▶ [INFORMATION PROVIDED]
----------
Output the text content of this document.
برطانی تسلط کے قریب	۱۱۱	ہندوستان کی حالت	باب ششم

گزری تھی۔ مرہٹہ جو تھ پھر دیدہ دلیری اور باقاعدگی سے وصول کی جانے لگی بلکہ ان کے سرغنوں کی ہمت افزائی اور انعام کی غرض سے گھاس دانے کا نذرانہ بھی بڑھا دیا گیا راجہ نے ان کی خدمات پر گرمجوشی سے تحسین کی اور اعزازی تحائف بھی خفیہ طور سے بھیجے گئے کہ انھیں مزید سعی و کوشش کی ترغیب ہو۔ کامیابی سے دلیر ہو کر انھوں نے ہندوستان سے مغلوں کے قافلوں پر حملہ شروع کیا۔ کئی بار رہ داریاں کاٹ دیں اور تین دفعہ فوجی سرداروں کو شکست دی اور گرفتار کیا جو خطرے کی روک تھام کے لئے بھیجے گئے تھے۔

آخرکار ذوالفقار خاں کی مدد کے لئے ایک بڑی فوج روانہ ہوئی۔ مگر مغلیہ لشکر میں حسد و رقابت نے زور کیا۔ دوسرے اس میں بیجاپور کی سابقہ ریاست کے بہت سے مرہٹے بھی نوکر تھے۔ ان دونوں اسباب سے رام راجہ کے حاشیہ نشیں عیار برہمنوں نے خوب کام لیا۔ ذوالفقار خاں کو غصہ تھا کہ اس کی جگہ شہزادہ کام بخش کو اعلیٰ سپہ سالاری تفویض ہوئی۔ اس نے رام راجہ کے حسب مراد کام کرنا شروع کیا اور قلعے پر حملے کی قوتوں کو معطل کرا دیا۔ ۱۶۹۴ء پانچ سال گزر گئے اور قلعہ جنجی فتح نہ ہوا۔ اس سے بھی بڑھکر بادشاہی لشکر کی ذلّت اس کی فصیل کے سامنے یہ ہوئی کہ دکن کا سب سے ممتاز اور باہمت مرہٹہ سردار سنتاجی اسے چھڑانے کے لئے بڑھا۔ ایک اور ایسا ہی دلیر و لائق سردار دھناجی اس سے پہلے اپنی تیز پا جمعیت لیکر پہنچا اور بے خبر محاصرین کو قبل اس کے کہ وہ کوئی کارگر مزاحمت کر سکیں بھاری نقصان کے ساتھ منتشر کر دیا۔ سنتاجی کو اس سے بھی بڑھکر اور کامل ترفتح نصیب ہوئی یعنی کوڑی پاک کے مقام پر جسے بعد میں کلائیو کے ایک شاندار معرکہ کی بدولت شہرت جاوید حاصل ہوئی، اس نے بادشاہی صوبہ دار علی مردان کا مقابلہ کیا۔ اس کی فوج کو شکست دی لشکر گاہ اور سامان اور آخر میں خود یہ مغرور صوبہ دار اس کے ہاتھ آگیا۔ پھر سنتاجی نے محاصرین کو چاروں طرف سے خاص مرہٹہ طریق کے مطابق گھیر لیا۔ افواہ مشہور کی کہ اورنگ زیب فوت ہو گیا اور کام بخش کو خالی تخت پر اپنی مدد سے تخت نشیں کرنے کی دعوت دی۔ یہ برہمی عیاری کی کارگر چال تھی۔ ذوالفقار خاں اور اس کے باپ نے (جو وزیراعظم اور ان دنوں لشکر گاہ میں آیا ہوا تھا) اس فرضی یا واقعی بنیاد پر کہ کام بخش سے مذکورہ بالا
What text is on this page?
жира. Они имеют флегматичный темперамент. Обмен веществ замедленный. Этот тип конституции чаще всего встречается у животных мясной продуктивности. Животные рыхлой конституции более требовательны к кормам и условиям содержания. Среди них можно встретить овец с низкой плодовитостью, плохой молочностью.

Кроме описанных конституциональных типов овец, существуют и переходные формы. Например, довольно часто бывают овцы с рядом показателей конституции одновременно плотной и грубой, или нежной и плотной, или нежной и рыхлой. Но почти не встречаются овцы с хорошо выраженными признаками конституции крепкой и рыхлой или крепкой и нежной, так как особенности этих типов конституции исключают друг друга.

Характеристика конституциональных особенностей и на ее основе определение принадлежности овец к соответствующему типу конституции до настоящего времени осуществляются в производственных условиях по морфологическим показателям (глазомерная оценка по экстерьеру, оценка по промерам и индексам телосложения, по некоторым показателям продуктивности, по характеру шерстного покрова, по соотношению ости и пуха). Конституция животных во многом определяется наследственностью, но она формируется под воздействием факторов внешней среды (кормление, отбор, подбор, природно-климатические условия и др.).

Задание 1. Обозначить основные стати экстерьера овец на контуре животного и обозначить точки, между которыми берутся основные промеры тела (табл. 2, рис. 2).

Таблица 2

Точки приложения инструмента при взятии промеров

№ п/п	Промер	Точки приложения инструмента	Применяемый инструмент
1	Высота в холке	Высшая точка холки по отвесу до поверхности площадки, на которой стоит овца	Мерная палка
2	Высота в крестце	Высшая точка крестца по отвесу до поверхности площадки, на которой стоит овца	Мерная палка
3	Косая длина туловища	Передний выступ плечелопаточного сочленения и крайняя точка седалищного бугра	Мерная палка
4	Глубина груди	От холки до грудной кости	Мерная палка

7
----------
▶ [WORK TO BE COMPLETED] Reproduce the full listing above, character for character.

▶ [THE ANSWER]
Output the text content of this document.
برطانی تسلط کے قریب	۱۱۱	ہندوستان کی حالت	باب ششم

گزری تھی۔ مرہٹہ جو تھ پھر دیدہ دلیری اور باقاعدگی سے وصول کی جانے لگی بلکہ ان کے سرغنوں کی ہمت افزائی اور انعام کی غرض سے گھاس دانے کا نذرانہ بھی بڑھا دیا گیا راجہ نے ان کی خدمات پر گرمجوشی سے تحسین کی اور اعزازی تحائف بھی خفیہ طور سے بھیجے گئے کہ انھیں مزید سعی و کوشش کی ترغیب ہو۔ کامیابی سے دلیر ہو کر انھوں نے ہندوستان سے مغلوں کے قافلوں پر حملہ شروع کیا۔ کئی بار رہ داریاں کاٹ دیں اور تین دفعہ فوجی سرداروں کو شکست دی اور گرفتار کیا جو خطرے کی روک تھام کے لئے بھیجے گئے تھے۔

آخرکار ذوالفقار خاں کی مدد کے لئے ایک بڑی فوج روانہ ہوئی۔ مگر مغلیہ لشکر میں حسد و رقابت نے زور کیا۔ دوسرے اس میں بیجاپور کی سابقہ ریاست کے بہت سے مرہٹے بھی نوکر تھے۔ ان دونوں اسباب سے رام راجہ کے حاشیہ نشیں عیار برہمنوں نے خوب کام لیا۔ ذوالفقار خاں کو غصہ تھا کہ اس کی جگہ شہزادہ کام بخش کو اعلیٰ سپہ سالاری تفویض ہوئی۔ اس نے رام راجہ کے حسب مراد کام کرنا شروع کیا اور قلعے پر حملے کی قوتوں کو معطل کرا دیا۔ ۱۶۹۴ء پانچ سال گزر گئے اور قلعہ جنجی فتح نہ ہوا۔ اس سے بھی بڑھکر بادشاہی لشکر کی ذلّت اس کی فصیل کے سامنے یہ ہوئی کہ دکن کا سب سے ممتاز اور باہمت مرہٹہ سردار سنتاجی اسے چھڑانے کے لئے بڑھا۔ ایک اور ایسا ہی دلیر و لائق سردار دھناجی اس سے پہلے اپنی تیز پا جمعیت لیکر پہنچا اور بے خبر محاصرین کو قبل اس کے کہ وہ کوئی کارگر مزاحمت کر سکیں بھاری نقصان کے ساتھ منتشر کر دیا۔ سنتاجی کو اس سے بھی بڑھکر اور کامل ترفتح نصیب ہوئی یعنی کوڑی پاک کے مقام پر جسے بعد میں کلائیو کے ایک شاندار معرکہ کی بدولت شہرت جاوید حاصل ہوئی، اس نے بادشاہی صوبہ دار علی مردان کا مقابلہ کیا۔ اس کی فوج کو شکست دی لشکر گاہ اور سامان اور آخر میں خود یہ مغرور صوبہ دار اس کے ہاتھ آگیا۔ پھر سنتاجی نے محاصرین کو چاروں طرف سے خاص مرہٹہ طریق کے مطابق گھیر لیا۔ افواہ مشہور کی کہ اورنگ زیب فوت ہو گیا اور کام بخش کو خالی تخت پر اپنی مدد سے تخت نشیں کرنے کی دعوت دی۔ یہ برہمی عیاری کی کارگر چال تھی۔ ذوالفقار خاں اور اس کے باپ نے (جو وزیراعظم اور ان دنوں لشکر گاہ میں آیا ہوا تھا) اس فرضی یا واقعی بنیاد پر کہ کام بخش سے مذکورہ بالا
What text is on this page?
жира. Они имеют флегматичный темперамент. Обмен веществ замедленный. Этот тип конституции чаще всего встречается у животных мясной продуктивности. Животные рыхлой конституции более требовательны к кормам и условиям содержания. Среди них можно встретить овец с низкой плодовитостью, плохой молочностью.

Кроме описанных конституциональных типов овец, существуют и переходные формы. Например, довольно часто бывают овцы с рядом показателей конституции одновременно плотной и грубой, или нежной и плотной, или нежной и рыхлой. Но почти не встречаются овцы с хорошо выраженными признаками конституции крепкой и рыхлой или крепкой и нежной, так как особенности этих типов конституции исключают друг друга.

Характеристика конституциональных особенностей и на ее основе определение принадлежности овец к соответствующему типу конституции до настоящего времени осуществляются в производственных условиях по морфологическим показателям (глазомерная оценка по экстерьеру, оценка по промерам и индексам телосложения, по некоторым показателям продуктивности, по характеру шерстного покрова, по соотношению ости и пуха). Конституция животных во многом определяется наследственностью, но она формируется под воздействием факторов внешней среды (кормление, отбор, подбор, природно-климатические условия и др.).

Задание 1. Обозначить основные стати экстерьера овец на контуре животного и обозначить точки, между которыми берутся основные промеры тела (табл. 2, рис. 2).

Таблица 2

Точки приложения инструмента при взятии промеров

№ п/п	Промер	Точки приложения инструмента	Применяемый инструмент
1	Высота в холке	Высшая точка холки по отвесу до поверхности площадки, на которой стоит овца	Мерная палка
2	Высота в крестце	Высшая точка крестца по отвесу до поверхности площадки, на которой стоит овца	Мерная палка
3	Косая длина туловища	Передний выступ плечелопаточного сочленения и крайняя точка седалищного бугра	Мерная палка
4	Глубина груди	От холки до грудной кости	Мерная палка

7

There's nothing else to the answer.